## [Written task]
Output the entries verbatim, including every line.

(Source records)
^^^^^^^^

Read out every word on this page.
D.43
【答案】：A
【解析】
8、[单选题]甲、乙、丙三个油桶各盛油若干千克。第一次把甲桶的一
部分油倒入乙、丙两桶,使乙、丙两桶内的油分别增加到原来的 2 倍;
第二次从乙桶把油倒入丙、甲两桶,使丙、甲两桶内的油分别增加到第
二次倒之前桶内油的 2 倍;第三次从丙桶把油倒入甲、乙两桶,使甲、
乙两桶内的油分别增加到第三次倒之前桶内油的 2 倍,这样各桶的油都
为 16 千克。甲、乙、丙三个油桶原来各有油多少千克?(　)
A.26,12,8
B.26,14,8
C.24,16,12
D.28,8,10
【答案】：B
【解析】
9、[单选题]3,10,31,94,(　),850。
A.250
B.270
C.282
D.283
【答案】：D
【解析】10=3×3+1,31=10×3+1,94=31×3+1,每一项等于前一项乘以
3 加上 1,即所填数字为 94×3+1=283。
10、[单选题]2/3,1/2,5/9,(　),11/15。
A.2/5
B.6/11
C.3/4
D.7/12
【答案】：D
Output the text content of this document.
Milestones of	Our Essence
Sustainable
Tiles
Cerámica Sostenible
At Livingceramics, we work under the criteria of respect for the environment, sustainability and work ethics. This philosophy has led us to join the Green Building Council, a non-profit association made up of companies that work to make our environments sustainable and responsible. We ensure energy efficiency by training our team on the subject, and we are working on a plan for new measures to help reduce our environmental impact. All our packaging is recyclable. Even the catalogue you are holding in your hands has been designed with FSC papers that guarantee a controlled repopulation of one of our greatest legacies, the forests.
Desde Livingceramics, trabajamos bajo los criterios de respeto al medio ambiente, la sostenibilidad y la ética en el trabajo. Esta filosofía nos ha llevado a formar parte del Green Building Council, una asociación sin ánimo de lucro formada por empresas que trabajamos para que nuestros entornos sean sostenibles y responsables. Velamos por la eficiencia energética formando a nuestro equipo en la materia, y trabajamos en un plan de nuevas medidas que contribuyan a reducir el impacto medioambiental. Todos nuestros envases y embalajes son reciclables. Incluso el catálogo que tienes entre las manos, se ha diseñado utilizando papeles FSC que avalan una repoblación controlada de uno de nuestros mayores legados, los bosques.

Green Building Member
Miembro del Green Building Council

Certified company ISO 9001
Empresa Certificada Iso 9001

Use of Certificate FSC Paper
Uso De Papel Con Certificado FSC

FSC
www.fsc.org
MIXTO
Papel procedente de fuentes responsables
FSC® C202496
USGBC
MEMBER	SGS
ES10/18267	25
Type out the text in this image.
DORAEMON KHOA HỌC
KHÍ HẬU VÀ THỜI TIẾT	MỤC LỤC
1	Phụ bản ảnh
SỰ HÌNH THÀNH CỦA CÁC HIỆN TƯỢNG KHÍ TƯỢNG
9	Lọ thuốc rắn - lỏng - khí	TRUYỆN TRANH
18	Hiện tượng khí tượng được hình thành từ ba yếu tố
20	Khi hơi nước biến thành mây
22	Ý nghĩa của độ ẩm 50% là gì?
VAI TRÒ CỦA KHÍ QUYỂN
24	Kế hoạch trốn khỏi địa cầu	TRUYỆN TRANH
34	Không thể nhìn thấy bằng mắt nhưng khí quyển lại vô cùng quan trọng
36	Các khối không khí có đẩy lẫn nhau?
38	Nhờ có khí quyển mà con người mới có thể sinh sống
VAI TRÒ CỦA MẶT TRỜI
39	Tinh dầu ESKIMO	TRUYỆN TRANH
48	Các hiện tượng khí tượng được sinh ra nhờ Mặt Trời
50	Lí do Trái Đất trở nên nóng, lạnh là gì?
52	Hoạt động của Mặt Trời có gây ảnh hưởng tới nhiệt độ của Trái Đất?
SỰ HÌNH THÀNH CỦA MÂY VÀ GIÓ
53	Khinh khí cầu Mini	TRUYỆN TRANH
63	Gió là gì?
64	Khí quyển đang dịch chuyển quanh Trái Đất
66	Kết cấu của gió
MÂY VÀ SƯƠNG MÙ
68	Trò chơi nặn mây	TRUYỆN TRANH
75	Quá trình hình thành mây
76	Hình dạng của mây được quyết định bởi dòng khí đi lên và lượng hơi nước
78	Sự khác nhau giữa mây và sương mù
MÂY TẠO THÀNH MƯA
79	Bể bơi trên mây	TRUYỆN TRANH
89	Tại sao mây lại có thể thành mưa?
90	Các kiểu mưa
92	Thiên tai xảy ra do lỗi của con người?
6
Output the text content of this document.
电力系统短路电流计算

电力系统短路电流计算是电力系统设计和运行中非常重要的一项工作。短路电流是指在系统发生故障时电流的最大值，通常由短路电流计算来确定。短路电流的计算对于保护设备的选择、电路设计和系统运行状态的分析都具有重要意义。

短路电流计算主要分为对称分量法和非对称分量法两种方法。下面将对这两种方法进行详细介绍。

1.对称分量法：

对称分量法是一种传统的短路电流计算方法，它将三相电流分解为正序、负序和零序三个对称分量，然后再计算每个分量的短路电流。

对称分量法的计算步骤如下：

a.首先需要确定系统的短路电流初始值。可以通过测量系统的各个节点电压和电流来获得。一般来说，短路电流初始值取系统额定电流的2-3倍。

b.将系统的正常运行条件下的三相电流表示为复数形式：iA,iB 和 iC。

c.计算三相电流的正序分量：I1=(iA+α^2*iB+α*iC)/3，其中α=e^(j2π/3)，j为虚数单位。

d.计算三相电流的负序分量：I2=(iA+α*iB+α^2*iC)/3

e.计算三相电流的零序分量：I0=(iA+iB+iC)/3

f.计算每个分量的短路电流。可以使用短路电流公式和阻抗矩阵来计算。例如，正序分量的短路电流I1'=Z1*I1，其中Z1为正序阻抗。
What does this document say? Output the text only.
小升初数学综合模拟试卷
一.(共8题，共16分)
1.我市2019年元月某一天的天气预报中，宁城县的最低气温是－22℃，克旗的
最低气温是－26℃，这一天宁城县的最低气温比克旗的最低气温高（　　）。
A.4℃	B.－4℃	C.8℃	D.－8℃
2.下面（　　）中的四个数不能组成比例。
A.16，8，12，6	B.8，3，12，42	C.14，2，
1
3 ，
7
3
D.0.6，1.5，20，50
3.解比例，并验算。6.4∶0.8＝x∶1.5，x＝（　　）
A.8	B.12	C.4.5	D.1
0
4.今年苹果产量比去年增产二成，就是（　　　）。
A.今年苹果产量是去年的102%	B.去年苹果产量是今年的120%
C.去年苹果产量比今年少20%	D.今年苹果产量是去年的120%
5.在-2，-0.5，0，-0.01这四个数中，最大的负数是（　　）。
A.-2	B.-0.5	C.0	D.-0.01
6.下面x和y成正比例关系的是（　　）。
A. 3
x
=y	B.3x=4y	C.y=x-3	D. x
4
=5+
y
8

^^^^^^^^

## [Solution for this task]
Read out every word on this page.
D.43
【答案】：A
【解析】
8、[单选题]甲、乙、丙三个油桶各盛油若干千克。第一次把甲桶的一
部分油倒入乙、丙两桶,使乙、丙两桶内的油分别增加到原来的 2 倍;
第二次从乙桶把油倒入丙、甲两桶,使丙、甲两桶内的油分别增加到第
二次倒之前桶内油的 2 倍;第三次从丙桶把油倒入甲、乙两桶,使甲、
乙两桶内的油分别增加到第三次倒之前桶内油的 2 倍,这样各桶的油都
为 16 千克。甲、乙、丙三个油桶原来各有油多少千克?(　)
A.26,12,8
B.26,14,8
C.24,16,12
D.28,8,10
【答案】：B
【解析】
9、[单选题]3,10,31,94,(　),850。
A.250
B.270
C.282
D.283
【答案】：D
【解析】10=3×3+1,31=10×3+1,94=31×3+1,每一项等于前一项乘以
3 加上 1,即所填数字为 94×3+1=283。
10、[单选题]2/3,1/2,5/9,(　),11/15。
A.2/5
B.6/11
C.3/4
D.7/12
【答案】：D
Output the text content of this document.
Milestones of	Our Essence
Sustainable
Tiles
Cerámica Sostenible
At Livingceramics, we work under the criteria of respect for the environment, sustainability and work ethics. This philosophy has led us to join the Green Building Council, a non-profit association made up of companies that work to make our environments sustainable and responsible. We ensure energy efficiency by training our team on the subject, and we are working on a plan for new measures to help reduce our environmental impact. All our packaging is recyclable. Even the catalogue you are holding in your hands has been designed with FSC papers that guarantee a controlled repopulation of one of our greatest legacies, the forests.
Desde Livingceramics, trabajamos bajo los criterios de respeto al medio ambiente, la sostenibilidad y la ética en el trabajo. Esta filosofía nos ha llevado a formar parte del Green Building Council, una asociación sin ánimo de lucro formada por empresas que trabajamos para que nuestros entornos sean sostenibles y responsables. Velamos por la eficiencia energética formando a nuestro equipo en la materia, y trabajamos en un plan de nuevas medidas que contribuyan a reducir el impacto medioambiental. Todos nuestros envases y embalajes son reciclables. Incluso el catálogo que tienes entre las manos, se ha diseñado utilizando papeles FSC que avalan una repoblación controlada de uno de nuestros mayores legados, los bosques.

Green Building Member
Miembro del Green Building Council

Certified company ISO 9001
Empresa Certificada Iso 9001

Use of Certificate FSC Paper
Uso De Papel Con Certificado FSC

FSC
www.fsc.org
MIXTO
Papel procedente de fuentes responsables
FSC® C202496
USGBC
MEMBER	SGS
ES10/18267	25
Type out the text in this image.
DORAEMON KHOA HỌC
KHÍ HẬU VÀ THỜI TIẾT	MỤC LỤC
1	Phụ bản ảnh
SỰ HÌNH THÀNH CỦA CÁC HIỆN TƯỢNG KHÍ TƯỢNG
9	Lọ thuốc rắn - lỏng - khí	TRUYỆN TRANH
18	Hiện tượng khí tượng được hình thành từ ba yếu tố
20	Khi hơi nước biến thành mây
22	Ý nghĩa của độ ẩm 50% là gì?
VAI TRÒ CỦA KHÍ QUYỂN
24	Kế hoạch trốn khỏi địa cầu	TRUYỆN TRANH
34	Không thể nhìn thấy bằng mắt nhưng khí quyển lại vô cùng quan trọng
36	Các khối không khí có đẩy lẫn nhau?
38	Nhờ có khí quyển mà con người mới có thể sinh sống
VAI TRÒ CỦA MẶT TRỜI
39	Tinh dầu ESKIMO	TRUYỆN TRANH
48	Các hiện tượng khí tượng được sinh ra nhờ Mặt Trời
50	Lí do Trái Đất trở nên nóng, lạnh là gì?
52	Hoạt động của Mặt Trời có gây ảnh hưởng tới nhiệt độ của Trái Đất?
SỰ HÌNH THÀNH CỦA MÂY VÀ GIÓ
53	Khinh khí cầu Mini	TRUYỆN TRANH
63	Gió là gì?
64	Khí quyển đang dịch chuyển quanh Trái Đất
66	Kết cấu của gió
MÂY VÀ SƯƠNG MÙ
68	Trò chơi nặn mây	TRUYỆN TRANH
75	Quá trình hình thành mây
76	Hình dạng của mây được quyết định bởi dòng khí đi lên và lượng hơi nước
78	Sự khác nhau giữa mây và sương mù
MÂY TẠO THÀNH MƯA
79	Bể bơi trên mây	TRUYỆN TRANH
89	Tại sao mây lại có thể thành mưa?
90	Các kiểu mưa
92	Thiên tai xảy ra do lỗi của con người?
6
Output the text content of this document.
电力系统短路电流计算

电力系统短路电流计算是电力系统设计和运行中非常重要的一项工作。短路电流是指在系统发生故障时电流的最大值，通常由短路电流计算来确定。短路电流的计算对于保护设备的选择、电路设计和系统运行状态的分析都具有重要意义。

短路电流计算主要分为对称分量法和非对称分量法两种方法。下面将对这两种方法进行详细介绍。

1.对称分量法：

对称分量法是一种传统的短路电流计算方法，它将三相电流分解为正序、负序和零序三个对称分量，然后再计算每个分量的短路电流。

对称分量法的计算步骤如下：

a.首先需要确定系统的短路电流初始值。可以通过测量系统的各个节点电压和电流来获得。一般来说，短路电流初始值取系统额定电流的2-3倍。

b.将系统的正常运行条件下的三相电流表示为复数形式：iA,iB 和 iC。

c.计算三相电流的正序分量：I1=(iA+α^2*iB+α*iC)/3，其中α=e^(j2π/3)，j为虚数单位。

d.计算三相电流的负序分量：I2=(iA+α*iB+α^2*iC)/3

e.计算三相电流的零序分量：I0=(iA+iB+iC)/3

f.计算每个分量的短路电流。可以使用短路电流公式和阻抗矩阵来计算。例如，正序分量的短路电流I1'=Z1*I1，其中Z1为正序阻抗。
What does this document say? Output the text only.
小升初数学综合模拟试卷
一.(共8题，共16分)
1.我市2019年元月某一天的天气预报中，宁城县的最低气温是－22℃，克旗的
最低气温是－26℃，这一天宁城县的最低气温比克旗的最低气温高（　　）。
A.4℃	B.－4℃	C.8℃	D.－8℃
2.下面（　　）中的四个数不能组成比例。
A.16，8，12，6	B.8，3，12，42	C.14，2，
1
3 ，
7
3
D.0.6，1.5，20，50
3.解比例，并验算。6.4∶0.8＝x∶1.5，x＝（　　）
A.8	B.12	C.4.5	D.1
0
4.今年苹果产量比去年增产二成，就是（　　　）。
A.今年苹果产量是去年的102%	B.去年苹果产量是今年的120%
C.去年苹果产量比今年少20%	D.今年苹果产量是去年的120%
5.在-2，-0.5，0，-0.01这四个数中，最大的负数是（　　）。
A.-2	B.-0.5	C.0	D.-0.01
6.下面x和y成正比例关系的是（　　）。
A. 3
x
=y	B.3x=4y	C.y=x-3	D. x
4
=5+
y
8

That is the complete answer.